> [Written exercise]: Your task is to reproduce the material exactly.

(Stored data)
━━━━━━━━━━
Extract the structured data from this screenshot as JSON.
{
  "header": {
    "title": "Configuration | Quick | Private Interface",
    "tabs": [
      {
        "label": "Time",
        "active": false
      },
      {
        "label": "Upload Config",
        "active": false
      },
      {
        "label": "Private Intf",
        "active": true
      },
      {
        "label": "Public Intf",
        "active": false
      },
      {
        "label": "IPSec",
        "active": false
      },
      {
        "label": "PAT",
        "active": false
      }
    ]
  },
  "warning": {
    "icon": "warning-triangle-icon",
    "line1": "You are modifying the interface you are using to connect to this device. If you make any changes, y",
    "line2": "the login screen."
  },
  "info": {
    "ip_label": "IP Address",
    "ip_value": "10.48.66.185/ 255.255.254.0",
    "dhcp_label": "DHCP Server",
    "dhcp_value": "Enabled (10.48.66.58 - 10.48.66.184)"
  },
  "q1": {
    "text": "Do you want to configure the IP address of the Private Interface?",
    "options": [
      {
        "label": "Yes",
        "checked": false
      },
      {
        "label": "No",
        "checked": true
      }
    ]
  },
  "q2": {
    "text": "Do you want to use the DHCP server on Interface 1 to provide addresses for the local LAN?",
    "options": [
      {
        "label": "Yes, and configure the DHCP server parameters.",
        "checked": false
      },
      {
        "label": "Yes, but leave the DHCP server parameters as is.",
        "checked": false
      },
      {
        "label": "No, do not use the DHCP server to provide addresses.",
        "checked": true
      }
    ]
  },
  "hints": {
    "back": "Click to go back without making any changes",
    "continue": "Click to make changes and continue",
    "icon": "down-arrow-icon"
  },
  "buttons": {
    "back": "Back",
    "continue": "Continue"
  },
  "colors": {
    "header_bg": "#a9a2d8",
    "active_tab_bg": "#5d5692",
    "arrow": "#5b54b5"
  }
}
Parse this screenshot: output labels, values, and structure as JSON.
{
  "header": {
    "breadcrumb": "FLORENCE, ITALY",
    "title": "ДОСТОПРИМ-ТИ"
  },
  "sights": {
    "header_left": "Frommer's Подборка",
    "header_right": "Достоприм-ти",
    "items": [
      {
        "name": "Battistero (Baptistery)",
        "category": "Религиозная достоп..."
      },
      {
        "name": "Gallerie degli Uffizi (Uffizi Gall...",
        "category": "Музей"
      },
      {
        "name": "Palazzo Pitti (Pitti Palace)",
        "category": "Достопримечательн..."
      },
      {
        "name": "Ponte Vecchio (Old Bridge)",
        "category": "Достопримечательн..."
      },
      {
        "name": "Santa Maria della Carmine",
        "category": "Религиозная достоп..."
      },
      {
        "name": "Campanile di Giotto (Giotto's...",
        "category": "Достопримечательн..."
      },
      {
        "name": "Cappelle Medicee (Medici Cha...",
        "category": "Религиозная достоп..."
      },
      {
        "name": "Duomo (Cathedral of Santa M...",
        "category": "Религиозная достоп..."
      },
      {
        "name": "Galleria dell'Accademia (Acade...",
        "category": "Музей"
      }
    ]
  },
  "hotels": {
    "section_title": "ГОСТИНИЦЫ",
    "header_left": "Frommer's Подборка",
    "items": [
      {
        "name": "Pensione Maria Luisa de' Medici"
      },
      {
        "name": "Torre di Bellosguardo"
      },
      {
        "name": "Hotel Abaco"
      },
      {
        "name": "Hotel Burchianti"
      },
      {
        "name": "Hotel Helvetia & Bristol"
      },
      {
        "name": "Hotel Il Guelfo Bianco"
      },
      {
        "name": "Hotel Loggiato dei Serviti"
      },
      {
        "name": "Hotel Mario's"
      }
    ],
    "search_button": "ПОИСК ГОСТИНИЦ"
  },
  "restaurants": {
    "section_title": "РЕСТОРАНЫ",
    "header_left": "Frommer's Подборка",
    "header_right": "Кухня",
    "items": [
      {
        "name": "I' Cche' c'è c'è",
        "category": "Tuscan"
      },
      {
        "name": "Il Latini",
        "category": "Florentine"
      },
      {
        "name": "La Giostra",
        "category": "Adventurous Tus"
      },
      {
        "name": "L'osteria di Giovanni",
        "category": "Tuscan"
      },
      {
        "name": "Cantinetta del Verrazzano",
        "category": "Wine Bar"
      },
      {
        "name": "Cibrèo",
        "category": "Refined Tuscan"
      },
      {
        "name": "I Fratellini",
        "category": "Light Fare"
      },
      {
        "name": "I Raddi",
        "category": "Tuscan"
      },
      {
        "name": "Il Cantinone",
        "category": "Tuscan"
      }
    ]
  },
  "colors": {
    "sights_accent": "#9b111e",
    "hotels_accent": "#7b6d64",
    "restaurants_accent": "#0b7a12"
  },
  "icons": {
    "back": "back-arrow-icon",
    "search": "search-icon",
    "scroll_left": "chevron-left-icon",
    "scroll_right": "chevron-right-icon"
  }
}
━━━━━━━━━━
> [The completed task]:
Extract the structured data from this screenshot as JSON.
{
  "header": {
    "title": "Configuration | Quick | Private Interface",
    "tabs": [
      {
        "label": "Time",
        "active": false
      },
      {
        "label": "Upload Config",
        "active": false
      },
      {
        "label": "Private Intf",
        "active": true
      },
      {
        "label": "Public Intf",
        "active": false
      },
      {
        "label": "IPSec",
        "active": false
      },
      {
        "label": "PAT",
        "active": false
      }
    ]
  },
  "warning": {
    "icon": "warning-triangle-icon",
    "line1": "You are modifying the interface you are using to connect to this device. If you make any changes, y",
    "line2": "the login screen."
  },
  "info": {
    "ip_label": "IP Address",
    "ip_value": "10.48.66.185/ 255.255.254.0",
    "dhcp_label": "DHCP Server",
    "dhcp_value": "Enabled (10.48.66.58 - 10.48.66.184)"
  },
  "q1": {
    "text": "Do you want to configure the IP address of the Private Interface?",
    "options": [
      {
        "label": "Yes",
        "checked": false
      },
      {
        "label": "No",
        "checked": true
      }
    ]
  },
  "q2": {
    "text": "Do you want to use the DHCP server on Interface 1 to provide addresses for the local LAN?",
    "options": [
      {
        "label": "Yes, and configure the DHCP server parameters.",
        "checked": false
      },
      {
        "label": "Yes, but leave the DHCP server parameters as is.",
        "checked": false
      },
      {
        "label": "No, do not use the DHCP server to provide addresses.",
        "checked": true
      }
    ]
  },
  "hints": {
    "back": "Click to go back without making any changes",
    "continue": "Click to make changes and continue",
    "icon": "down-arrow-icon"
  },
  "buttons": {
    "back": "Back",
    "continue": "Continue"
  },
  "colors": {
    "header_bg": "#a9a2d8",
    "active_tab_bg": "#5d5692",
    "arrow": "#5b54b5"
  }
}
Parse this screenshot: output labels, values, and structure as JSON.
{
  "header": {
    "breadcrumb": "FLORENCE, ITALY",
    "title": "ДОСТОПРИМ-ТИ"
  },
  "sights": {
    "header_left": "Frommer's Подборка",
    "header_right": "Достоприм-ти",
    "items": [
      {
        "name": "Battistero (Baptistery)",
        "category": "Религиозная достоп..."
      },
      {
        "name": "Gallerie degli Uffizi (Uffizi Gall...",
        "category": "Музей"
      },
      {
        "name": "Palazzo Pitti (Pitti Palace)",
        "category": "Достопримечательн..."
      },
      {
        "name": "Ponte Vecchio (Old Bridge)",
        "category": "Достопримечательн..."
      },
      {
        "name": "Santa Maria della Carmine",
        "category": "Религиозная достоп..."
      },
      {
        "name": "Campanile di Giotto (Giotto's...",
        "category": "Достопримечательн..."
      },
      {
        "name": "Cappelle Medicee (Medici Cha...",
        "category": "Религиозная достоп..."
      },
      {
        "name": "Duomo (Cathedral of Santa M...",
        "category": "Религиозная достоп..."
      },
      {
        "name": "Galleria dell'Accademia (Acade...",
        "category": "Музей"
      }
    ]
  },
  "hotels": {
    "section_title": "ГОСТИНИЦЫ",
    "header_left": "Frommer's Подборка",
    "items": [
      {
        "name": "Pensione Maria Luisa de' Medici"
      },
      {
        "name": "Torre di Bellosguardo"
      },
      {
        "name": "Hotel Abaco"
      },
      {
        "name": "Hotel Burchianti"
      },
      {
        "name": "Hotel Helvetia & Bristol"
      },
      {
        "name": "Hotel Il Guelfo Bianco"
      },
      {
        "name": "Hotel Loggiato dei Serviti"
      },
      {
        "name": "Hotel Mario's"
      }
    ],
    "search_button": "ПОИСК ГОСТИНИЦ"
  },
  "restaurants": {
    "section_title": "РЕСТОРАНЫ",
    "header_left": "Frommer's Подборка",
    "header_right": "Кухня",
    "items": [
      {
        "name": "I' Cche' c'è c'è",
        "category": "Tuscan"
      },
      {
        "name": "Il Latini",
        "category": "Florentine"
      },
      {
        "name": "La Giostra",
        "category": "Adventurous Tus"
      },
      {
        "name": "L'osteria di Giovanni",
        "category": "Tuscan"
      },
      {
        "name": "Cantinetta del Verrazzano",
        "category": "Wine Bar"
      },
      {
        "name": "Cibrèo",
        "category": "Refined Tuscan"
      },
      {
        "name": "I Fratellini",
        "category": "Light Fare"
      },
      {
        "name": "I Raddi",
        "category": "Tuscan"
      },
      {
        "name": "Il Cantinone",
        "category": "Tuscan"
      }
    ]
  },
  "colors": {
    "sights_accent": "#9b111e",
    "hotels_accent": "#7b6d64",
    "restaurants_accent": "#0b7a12"
  },
  "icons": {
    "back": "back-arrow-icon",
    "search": "search-icon",
    "scroll_left": "chevron-left-icon",
    "scroll_right": "chevron-right-icon"
  }
}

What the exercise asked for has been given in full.